(Dataset records)

----------

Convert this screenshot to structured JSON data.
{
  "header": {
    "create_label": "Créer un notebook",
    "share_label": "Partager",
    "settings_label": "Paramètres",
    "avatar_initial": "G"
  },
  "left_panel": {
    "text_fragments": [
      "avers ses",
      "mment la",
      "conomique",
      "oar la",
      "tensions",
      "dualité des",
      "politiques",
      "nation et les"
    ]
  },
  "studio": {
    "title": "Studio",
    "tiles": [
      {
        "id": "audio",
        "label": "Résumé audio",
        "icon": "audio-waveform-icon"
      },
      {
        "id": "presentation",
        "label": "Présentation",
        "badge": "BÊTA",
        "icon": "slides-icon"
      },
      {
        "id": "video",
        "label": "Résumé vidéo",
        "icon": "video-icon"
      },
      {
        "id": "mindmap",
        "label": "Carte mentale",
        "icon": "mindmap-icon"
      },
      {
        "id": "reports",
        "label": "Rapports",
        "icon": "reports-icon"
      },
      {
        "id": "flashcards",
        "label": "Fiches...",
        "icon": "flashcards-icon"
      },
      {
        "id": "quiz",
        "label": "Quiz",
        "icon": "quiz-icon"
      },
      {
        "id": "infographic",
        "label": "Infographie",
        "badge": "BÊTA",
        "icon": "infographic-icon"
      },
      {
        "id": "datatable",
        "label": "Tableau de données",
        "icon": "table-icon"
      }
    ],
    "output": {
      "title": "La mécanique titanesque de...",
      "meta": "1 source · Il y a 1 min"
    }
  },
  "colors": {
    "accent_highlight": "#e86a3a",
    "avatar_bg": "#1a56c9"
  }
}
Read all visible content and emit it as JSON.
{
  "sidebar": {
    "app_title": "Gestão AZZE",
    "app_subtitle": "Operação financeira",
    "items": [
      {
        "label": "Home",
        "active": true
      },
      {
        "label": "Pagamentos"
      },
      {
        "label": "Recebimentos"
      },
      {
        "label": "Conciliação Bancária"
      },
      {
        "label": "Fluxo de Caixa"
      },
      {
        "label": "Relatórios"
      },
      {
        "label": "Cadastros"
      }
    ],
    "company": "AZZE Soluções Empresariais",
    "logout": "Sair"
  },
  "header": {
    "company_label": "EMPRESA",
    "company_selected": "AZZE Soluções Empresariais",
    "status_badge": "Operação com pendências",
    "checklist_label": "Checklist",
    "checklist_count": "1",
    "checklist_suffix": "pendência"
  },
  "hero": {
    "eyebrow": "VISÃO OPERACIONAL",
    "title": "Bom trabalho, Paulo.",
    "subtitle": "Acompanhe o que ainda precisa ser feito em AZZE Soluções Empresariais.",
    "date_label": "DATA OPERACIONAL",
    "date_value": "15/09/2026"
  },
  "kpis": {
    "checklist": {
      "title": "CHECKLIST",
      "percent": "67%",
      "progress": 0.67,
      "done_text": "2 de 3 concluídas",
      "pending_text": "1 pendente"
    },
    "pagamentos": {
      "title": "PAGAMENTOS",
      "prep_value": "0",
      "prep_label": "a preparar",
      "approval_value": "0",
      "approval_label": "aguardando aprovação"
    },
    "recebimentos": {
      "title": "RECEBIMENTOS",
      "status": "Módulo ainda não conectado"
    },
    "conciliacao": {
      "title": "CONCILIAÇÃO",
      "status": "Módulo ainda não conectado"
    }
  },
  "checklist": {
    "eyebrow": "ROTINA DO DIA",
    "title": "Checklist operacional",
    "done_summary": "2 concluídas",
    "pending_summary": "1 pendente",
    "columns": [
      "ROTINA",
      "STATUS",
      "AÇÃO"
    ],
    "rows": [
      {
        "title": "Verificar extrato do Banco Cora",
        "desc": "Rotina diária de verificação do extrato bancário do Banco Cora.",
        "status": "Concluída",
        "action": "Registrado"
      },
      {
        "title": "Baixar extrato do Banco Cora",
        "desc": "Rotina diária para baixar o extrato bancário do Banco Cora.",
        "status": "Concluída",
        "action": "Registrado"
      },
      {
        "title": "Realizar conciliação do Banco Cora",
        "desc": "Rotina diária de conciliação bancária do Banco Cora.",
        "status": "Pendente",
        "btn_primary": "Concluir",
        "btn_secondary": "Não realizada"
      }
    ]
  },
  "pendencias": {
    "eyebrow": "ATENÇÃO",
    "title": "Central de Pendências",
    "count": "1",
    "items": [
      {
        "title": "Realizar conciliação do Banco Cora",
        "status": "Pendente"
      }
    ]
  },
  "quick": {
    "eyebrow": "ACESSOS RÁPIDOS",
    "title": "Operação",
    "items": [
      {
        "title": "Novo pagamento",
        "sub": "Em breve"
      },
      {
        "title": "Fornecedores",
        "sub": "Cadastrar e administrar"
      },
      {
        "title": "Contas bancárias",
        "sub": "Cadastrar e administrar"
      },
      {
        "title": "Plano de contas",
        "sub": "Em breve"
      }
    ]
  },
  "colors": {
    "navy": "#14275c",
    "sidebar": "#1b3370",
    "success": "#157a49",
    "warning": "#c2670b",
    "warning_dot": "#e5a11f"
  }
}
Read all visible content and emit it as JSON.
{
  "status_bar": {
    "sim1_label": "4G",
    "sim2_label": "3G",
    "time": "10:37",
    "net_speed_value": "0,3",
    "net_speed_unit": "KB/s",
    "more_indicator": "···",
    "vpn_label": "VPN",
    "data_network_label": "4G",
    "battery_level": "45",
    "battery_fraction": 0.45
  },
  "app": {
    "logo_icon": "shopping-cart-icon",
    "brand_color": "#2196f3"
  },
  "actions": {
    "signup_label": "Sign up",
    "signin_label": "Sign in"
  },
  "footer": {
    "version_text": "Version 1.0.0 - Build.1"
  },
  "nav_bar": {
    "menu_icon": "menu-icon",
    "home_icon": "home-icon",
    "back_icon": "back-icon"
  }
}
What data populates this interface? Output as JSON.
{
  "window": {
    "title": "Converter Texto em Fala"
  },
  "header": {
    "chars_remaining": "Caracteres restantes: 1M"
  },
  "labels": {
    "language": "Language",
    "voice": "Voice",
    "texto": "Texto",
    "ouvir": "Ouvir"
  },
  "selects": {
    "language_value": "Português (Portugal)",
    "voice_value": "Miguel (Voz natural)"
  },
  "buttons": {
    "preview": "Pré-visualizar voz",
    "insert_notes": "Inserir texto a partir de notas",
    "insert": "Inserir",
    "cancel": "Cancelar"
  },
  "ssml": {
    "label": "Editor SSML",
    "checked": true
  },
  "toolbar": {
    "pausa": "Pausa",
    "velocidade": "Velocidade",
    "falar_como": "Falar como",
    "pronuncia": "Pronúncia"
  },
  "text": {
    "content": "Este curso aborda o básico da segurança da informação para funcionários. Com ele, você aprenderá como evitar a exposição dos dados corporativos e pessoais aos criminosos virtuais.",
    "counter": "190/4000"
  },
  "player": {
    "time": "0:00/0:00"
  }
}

----------

> What is asked
Output the whole listing above again, word for word.

> Response
Convert this screenshot to structured JSON data.
{
  "header": {
    "create_label": "Créer un notebook",
    "share_label": "Partager",
    "settings_label": "Paramètres",
    "avatar_initial": "G"
  },
  "left_panel": {
    "text_fragments": [
      "avers ses",
      "mment la",
      "conomique",
      "oar la",
      "tensions",
      "dualité des",
      "politiques",
      "nation et les"
    ]
  },
  "studio": {
    "title": "Studio",
    "tiles": [
      {
        "id": "audio",
        "label": "Résumé audio",
        "icon": "audio-waveform-icon"
      },
      {
        "id": "presentation",
        "label": "Présentation",
        "badge": "BÊTA",
        "icon": "slides-icon"
      },
      {
        "id": "video",
        "label": "Résumé vidéo",
        "icon": "video-icon"
      },
      {
        "id": "mindmap",
        "label": "Carte mentale",
        "icon": "mindmap-icon"
      },
      {
        "id": "reports",
        "label": "Rapports",
        "icon": "reports-icon"
      },
      {
        "id": "flashcards",
        "label": "Fiches...",
        "icon": "flashcards-icon"
      },
      {
        "id": "quiz",
        "label": "Quiz",
        "icon": "quiz-icon"
      },
      {
        "id": "infographic",
        "label": "Infographie",
        "badge": "BÊTA",
        "icon": "infographic-icon"
      },
      {
        "id": "datatable",
        "label": "Tableau de données",
        "icon": "table-icon"
      }
    ],
    "output": {
      "title": "La mécanique titanesque de...",
      "meta": "1 source · Il y a 1 min"
    }
  },
  "colors": {
    "accent_highlight": "#e86a3a",
    "avatar_bg": "#1a56c9"
  }
}
Read all visible content and emit it as JSON.
{
  "sidebar": {
    "app_title": "Gestão AZZE",
    "app_subtitle": "Operação financeira",
    "items": [
      {
        "label": "Home",
        "active": true
      },
      {
        "label": "Pagamentos"
      },
      {
        "label": "Recebimentos"
      },
      {
        "label": "Conciliação Bancária"
      },
      {
        "label": "Fluxo de Caixa"
      },
      {
        "label": "Relatórios"
      },
      {
        "label": "Cadastros"
      }
    ],
    "company": "AZZE Soluções Empresariais",
    "logout": "Sair"
  },
  "header": {
    "company_label": "EMPRESA",
    "company_selected": "AZZE Soluções Empresariais",
    "status_badge": "Operação com pendências",
    "checklist_label": "Checklist",
    "checklist_count": "1",
    "checklist_suffix": "pendência"
  },
  "hero": {
    "eyebrow": "VISÃO OPERACIONAL",
    "title": "Bom trabalho, Paulo.",
    "subtitle": "Acompanhe o que ainda precisa ser feito em AZZE Soluções Empresariais.",
    "date_label": "DATA OPERACIONAL",
    "date_value": "15/09/2026"
  },
  "kpis": {
    "checklist": {
      "title": "CHECKLIST",
      "percent": "67%",
      "progress": 0.67,
      "done_text": "2 de 3 concluídas",
      "pending_text": "1 pendente"
    },
    "pagamentos": {
      "title": "PAGAMENTOS",
      "prep_value": "0",
      "prep_label": "a preparar",
      "approval_value": "0",
      "approval_label": "aguardando aprovação"
    },
    "recebimentos": {
      "title": "RECEBIMENTOS",
      "status": "Módulo ainda não conectado"
    },
    "conciliacao": {
      "title": "CONCILIAÇÃO",
      "status": "Módulo ainda não conectado"
    }
  },
  "checklist": {
    "eyebrow": "ROTINA DO DIA",
    "title": "Checklist operacional",
    "done_summary": "2 concluídas",
    "pending_summary": "1 pendente",
    "columns": [
      "ROTINA",
      "STATUS",
      "AÇÃO"
    ],
    "rows": [
      {
        "title": "Verificar extrato do Banco Cora",
        "desc": "Rotina diária de verificação do extrato bancário do Banco Cora.",
        "status": "Concluída",
        "action": "Registrado"
      },
      {
        "title": "Baixar extrato do Banco Cora",
        "desc": "Rotina diária para baixar o extrato bancário do Banco Cora.",
        "status": "Concluída",
        "action": "Registrado"
      },
      {
        "title": "Realizar conciliação do Banco Cora",
        "desc": "Rotina diária de conciliação bancária do Banco Cora.",
        "status": "Pendente",
        "btn_primary": "Concluir",
        "btn_secondary": "Não realizada"
      }
    ]
  },
  "pendencias": {
    "eyebrow": "ATENÇÃO",
    "title": "Central de Pendências",
    "count": "1",
    "items": [
      {
        "title": "Realizar conciliação do Banco Cora",
        "status": "Pendente"
      }
    ]
  },
  "quick": {
    "eyebrow": "ACESSOS RÁPIDOS",
    "title": "Operação",
    "items": [
      {
        "title": "Novo pagamento",
        "sub": "Em breve"
      },
      {
        "title": "Fornecedores",
        "sub": "Cadastrar e administrar"
      },
      {
        "title": "Contas bancárias",
        "sub": "Cadastrar e administrar"
      },
      {
        "title": "Plano de contas",
        "sub": "Em breve"
      }
    ]
  },
  "colors": {
    "navy": "#14275c",
    "sidebar": "#1b3370",
    "success": "#157a49",
    "warning": "#c2670b",
    "warning_dot": "#e5a11f"
  }
}
Read all visible content and emit it as JSON.
{
  "status_bar": {
    "sim1_label": "4G",
    "sim2_label": "3G",
    "time": "10:37",
    "net_speed_value": "0,3",
    "net_speed_unit": "KB/s",
    "more_indicator": "···",
    "vpn_label": "VPN",
    "data_network_label": "4G",
    "battery_level": "45",
    "battery_fraction": 0.45
  },
  "app": {
    "logo_icon": "shopping-cart-icon",
    "brand_color": "#2196f3"
  },
  "actions": {
    "signup_label": "Sign up",
    "signin_label": "Sign in"
  },
  "footer": {
    "version_text": "Version 1.0.0 - Build.1"
  },
  "nav_bar": {
    "menu_icon": "menu-icon",
    "home_icon": "home-icon",
    "back_icon": "back-icon"
  }
}
What data populates this interface? Output as JSON.
{
  "window": {
    "title": "Converter Texto em Fala"
  },
  "header": {
    "chars_remaining": "Caracteres restantes: 1M"
  },
  "labels": {
    "language": "Language",
    "voice": "Voice",
    "texto": "Texto",
    "ouvir": "Ouvir"
  },
  "selects": {
    "language_value": "Português (Portugal)",
    "voice_value": "Miguel (Voz natural)"
  },
  "buttons": {
    "preview": "Pré-visualizar voz",
    "insert_notes": "Inserir texto a partir de notas",
    "insert": "Inserir",
    "cancel": "Cancelar"
  },
  "ssml": {
    "label": "Editor SSML",
    "checked": true
  },
  "toolbar": {
    "pausa": "Pausa",
    "velocidade": "Velocidade",
    "falar_como": "Falar como",
    "pronuncia": "Pronúncia"
  },
  "text": {
    "content": "Este curso aborda o básico da segurança da informação para funcionários. Com ele, você aprenderá como evitar a exposição dos dados corporativos e pessoais aos criminosos virtuais.",
    "counter": "190/4000"
  },
  "player": {
    "time": "0:00/0:00"
  }
}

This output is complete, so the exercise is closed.